WRITTEN INSTRUCTION:
Restate the listing below word for word, omitting any images.

Begin RECORD EXCERPTS

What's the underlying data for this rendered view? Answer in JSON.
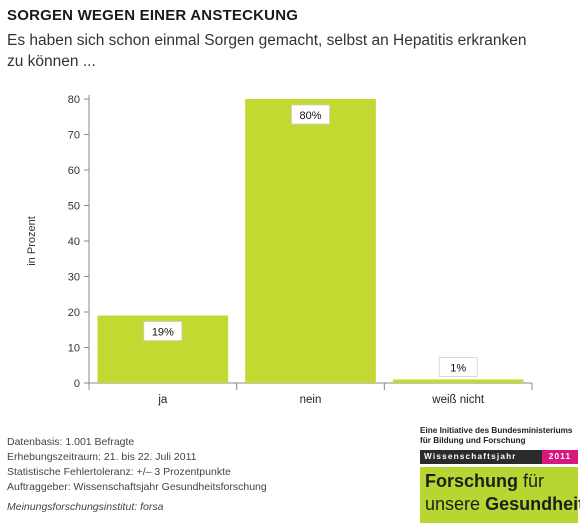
{
  "header": {
    "title": "SORGEN WEGEN EINER ANSTECKUNG",
    "subtitle": "Es haben sich schon einmal Sorgen gemacht, selbst an Hepatitis erkranken zu können ..."
  },
  "chart_data": {
    "type": "bar",
    "categories": [
      "ja",
      "nein",
      "weiß nicht"
    ],
    "values": [
      19,
      80,
      1
    ],
    "data_labels": [
      "19%",
      "80%",
      "1%"
    ],
    "ylabel": "in Prozent",
    "xlabel": "",
    "ylim": [
      0,
      80
    ],
    "yticks": [
      0,
      10,
      20,
      30,
      40,
      50,
      60,
      70,
      80
    ],
    "bar_color": "#c3d932",
    "grid": false
  },
  "footer": {
    "lines": [
      "Datenbasis: 1.001 Befragte",
      "Erhebungszeitraum: 21. bis 22. Juli 2011",
      "Statistische Fehlertoleranz: +/– 3 Prozentpunkte",
      "Auftraggeber: Wissenschaftsjahr Gesundheitsforschung"
    ],
    "institute": "Meinungsforschungsinstitut: forsa"
  },
  "logo": {
    "line1": "Eine Initiative des Bundesministeriums",
    "line2": "für Bildung und Forschung",
    "band": "Wissenschaftsjahr",
    "year": "2011",
    "word1_bold": "Forschung",
    "word1_rest": "für",
    "word2_rest": "unsere",
    "word2_bold": "Gesundheit",
    "accent_color": "#d6197e",
    "green_color": "#b7d631"
  }
}
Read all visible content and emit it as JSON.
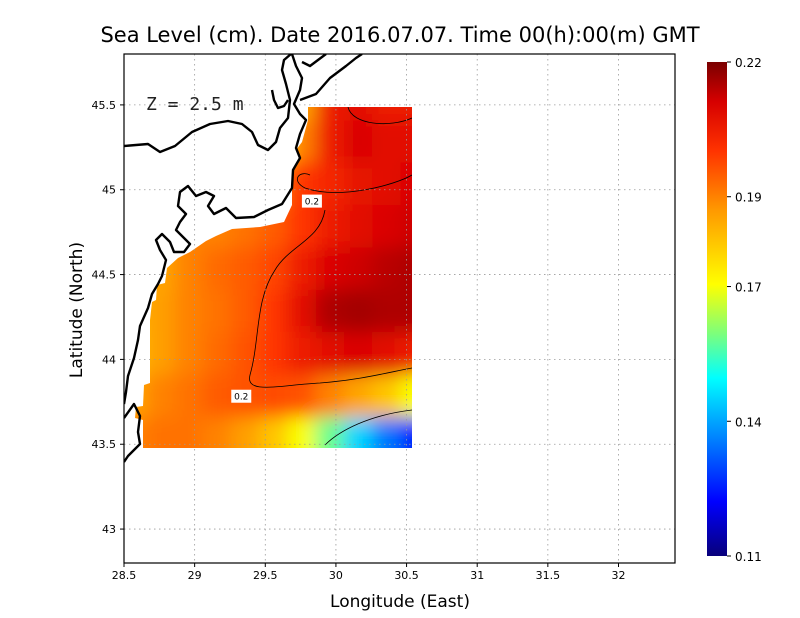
{
  "chart_data": {
    "type": "heatmap",
    "title": "Sea Level (cm). Date 2016.07.07. Time 00(h):00(m) GMT",
    "xlabel": "Longitude (East)",
    "ylabel": "Latitude (North)",
    "annotation": "Z = 2.5 m",
    "xlim": [
      28.5,
      32.4
    ],
    "ylim": [
      42.8,
      45.8
    ],
    "x_ticks": [
      "28.5",
      "29",
      "29.5",
      "30",
      "30.5",
      "31",
      "31.5",
      "32"
    ],
    "y_ticks": [
      "43",
      "43.5",
      "44",
      "44.5",
      "45",
      "45.5"
    ],
    "grid": true,
    "colorbar": {
      "min": 0.11,
      "max": 0.22,
      "tick_labels": [
        "0.22",
        "0.19",
        "0.17",
        "0.14",
        "0.11"
      ],
      "tick_values": [
        0.22,
        0.19,
        0.17,
        0.14,
        0.11
      ],
      "colors": [
        "#08007a",
        "#0000ff",
        "#00a2ff",
        "#00ffff",
        "#7cff7c",
        "#ffff00",
        "#ff9900",
        "#ff3300",
        "#d60000",
        "#7a0000"
      ]
    },
    "contour_labels": [
      "0.2",
      "0.2"
    ],
    "contour_label_positions": [
      [
        29.83,
        44.93
      ],
      [
        29.33,
        43.78
      ]
    ],
    "field_extent": {
      "lon": [
        28.63,
        30.55
      ],
      "lat": [
        43.48,
        45.5
      ]
    },
    "field_grid": {
      "lon": [
        28.6,
        28.8,
        29.0,
        29.2,
        29.4,
        29.6,
        29.8,
        30.0,
        30.2,
        30.4,
        30.6
      ],
      "lat": [
        45.5,
        45.25,
        45.0,
        44.75,
        44.5,
        44.25,
        44.0,
        43.75,
        43.5
      ],
      "values": [
        [
          null,
          null,
          null,
          null,
          null,
          0.17,
          0.185,
          0.205,
          0.208,
          0.205,
          0.205
        ],
        [
          null,
          null,
          null,
          null,
          null,
          null,
          0.19,
          0.205,
          0.21,
          0.208,
          0.208
        ],
        [
          null,
          null,
          null,
          null,
          null,
          0.19,
          0.2,
          0.203,
          0.207,
          0.208,
          0.21
        ],
        [
          null,
          null,
          null,
          0.19,
          0.192,
          0.195,
          0.2,
          0.205,
          0.208,
          0.21,
          0.212
        ],
        [
          null,
          0.185,
          0.19,
          0.193,
          0.195,
          0.198,
          0.205,
          0.21,
          0.212,
          0.214,
          0.215
        ],
        [
          0.183,
          0.186,
          0.19,
          0.192,
          0.195,
          0.2,
          0.208,
          0.215,
          0.216,
          0.215,
          0.215
        ],
        [
          0.182,
          0.186,
          0.19,
          0.193,
          0.196,
          0.2,
          0.205,
          0.208,
          0.21,
          0.208,
          0.205
        ],
        [
          0.185,
          0.19,
          0.192,
          0.195,
          0.196,
          0.197,
          0.196,
          0.19,
          0.185,
          0.18,
          0.17
        ],
        [
          0.19,
          0.192,
          0.192,
          0.19,
          0.186,
          0.18,
          0.17,
          0.158,
          0.145,
          0.135,
          0.125
        ]
      ]
    }
  }
}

End RECORD EXCERPTS

THE OUTPUT:
What's the underlying data for this rendered view? Answer in JSON.
{
  "header": {
    "title": "SORGEN WEGEN EINER ANSTECKUNG",
    "subtitle": "Es haben sich schon einmal Sorgen gemacht, selbst an Hepatitis erkranken zu können ..."
  },
  "chart_data": {
    "type": "bar",
    "categories": [
      "ja",
      "nein",
      "weiß nicht"
    ],
    "values": [
      19,
      80,
      1
    ],
    "data_labels": [
      "19%",
      "80%",
      "1%"
    ],
    "ylabel": "in Prozent",
    "xlabel": "",
    "ylim": [
      0,
      80
    ],
    "yticks": [
      0,
      10,
      20,
      30,
      40,
      50,
      60,
      70,
      80
    ],
    "bar_color": "#c3d932",
    "grid": false
  },
  "footer": {
    "lines": [
      "Datenbasis: 1.001 Befragte",
      "Erhebungszeitraum: 21. bis 22. Juli 2011",
      "Statistische Fehlertoleranz: +/– 3 Prozentpunkte",
      "Auftraggeber: Wissenschaftsjahr Gesundheitsforschung"
    ],
    "institute": "Meinungsforschungsinstitut: forsa"
  },
  "logo": {
    "line1": "Eine Initiative des Bundesministeriums",
    "line2": "für Bildung und Forschung",
    "band": "Wissenschaftsjahr",
    "year": "2011",
    "word1_bold": "Forschung",
    "word1_rest": "für",
    "word2_rest": "unsere",
    "word2_bold": "Gesundheit",
    "accent_color": "#d6197e",
    "green_color": "#b7d631"
  }
}
Read all visible content and emit it as JSON.
{
  "chart_data": {
    "type": "heatmap",
    "title": "Sea Level (cm). Date 2016.07.07. Time 00(h):00(m) GMT",
    "xlabel": "Longitude (East)",
    "ylabel": "Latitude (North)",
    "annotation": "Z = 2.5 m",
    "xlim": [
      28.5,
      32.4
    ],
    "ylim": [
      42.8,
      45.8
    ],
    "x_ticks": [
      "28.5",
      "29",
      "29.5",
      "30",
      "30.5",
      "31",
      "31.5",
      "32"
    ],
    "y_ticks": [
      "43",
      "43.5",
      "44",
      "44.5",
      "45",
      "45.5"
    ],
    "grid": true,
    "colorbar": {
      "min": 0.11,
      "max": 0.22,
      "tick_labels": [
        "0.22",
        "0.19",
        "0.17",
        "0.14",
        "0.11"
      ],
      "tick_values": [
        0.22,
        0.19,
        0.17,
        0.14,
        0.11
      ],
      "colors": [
        "#08007a",
        "#0000ff",
        "#00a2ff",
        "#00ffff",
        "#7cff7c",
        "#ffff00",
        "#ff9900",
        "#ff3300",
        "#d60000",
        "#7a0000"
      ]
    },
    "contour_labels": [
      "0.2",
      "0.2"
    ],
    "contour_label_positions": [
      [
        29.83,
        44.93
      ],
      [
        29.33,
        43.78
      ]
    ],
    "field_extent": {
      "lon": [
        28.63,
        30.55
      ],
      "lat": [
        43.48,
        45.5
      ]
    },
    "field_grid": {
      "lon": [
        28.6,
        28.8,
        29.0,
        29.2,
        29.4,
        29.6,
        29.8,
        30.0,
        30.2,
        30.4,
        30.6
      ],
      "lat": [
        45.5,
        45.25,
        45.0,
        44.75,
        44.5,
        44.25,
        44.0,
        43.75,
        43.5
      ],
      "values": [
        [
          null,
          null,
          null,
          null,
          null,
          0.17,
          0.185,
          0.205,
          0.208,
          0.205,
          0.205
        ],
        [
          null,
          null,
          null,
          null,
          null,
          null,
          0.19,
          0.205,
          0.21,
          0.208,
          0.208
        ],
        [
          null,
          null,
          null,
          null,
          null,
          0.19,
          0.2,
          0.203,
          0.207,
          0.208,
          0.21
        ],
        [
          null,
          null,
          null,
          0.19,
          0.192,
          0.195,
          0.2,
          0.205,
          0.208,
          0.21,
          0.212
        ],
        [
          null,
          0.185,
          0.19,
          0.193,
          0.195,
          0.198,
          0.205,
          0.21,
          0.212,
          0.214,
          0.215
        ],
        [
          0.183,
          0.186,
          0.19,
          0.192,
          0.195,
          0.2,
          0.208,
          0.215,
          0.216,
          0.215,
          0.215
        ],
        [
          0.182,
          0.186,
          0.19,
          0.193,
          0.196,
          0.2,
          0.205,
          0.208,
          0.21,
          0.208,
          0.205
        ],
        [
          0.185,
          0.19,
          0.192,
          0.195,
          0.196,
          0.197,
          0.196,
          0.19,
          0.185,
          0.18,
          0.17
        ],
        [
          0.19,
          0.192,
          0.192,
          0.19,
          0.186,
          0.18,
          0.17,
          0.158,
          0.145,
          0.135,
          0.125
        ]
      ]
    }
  }
}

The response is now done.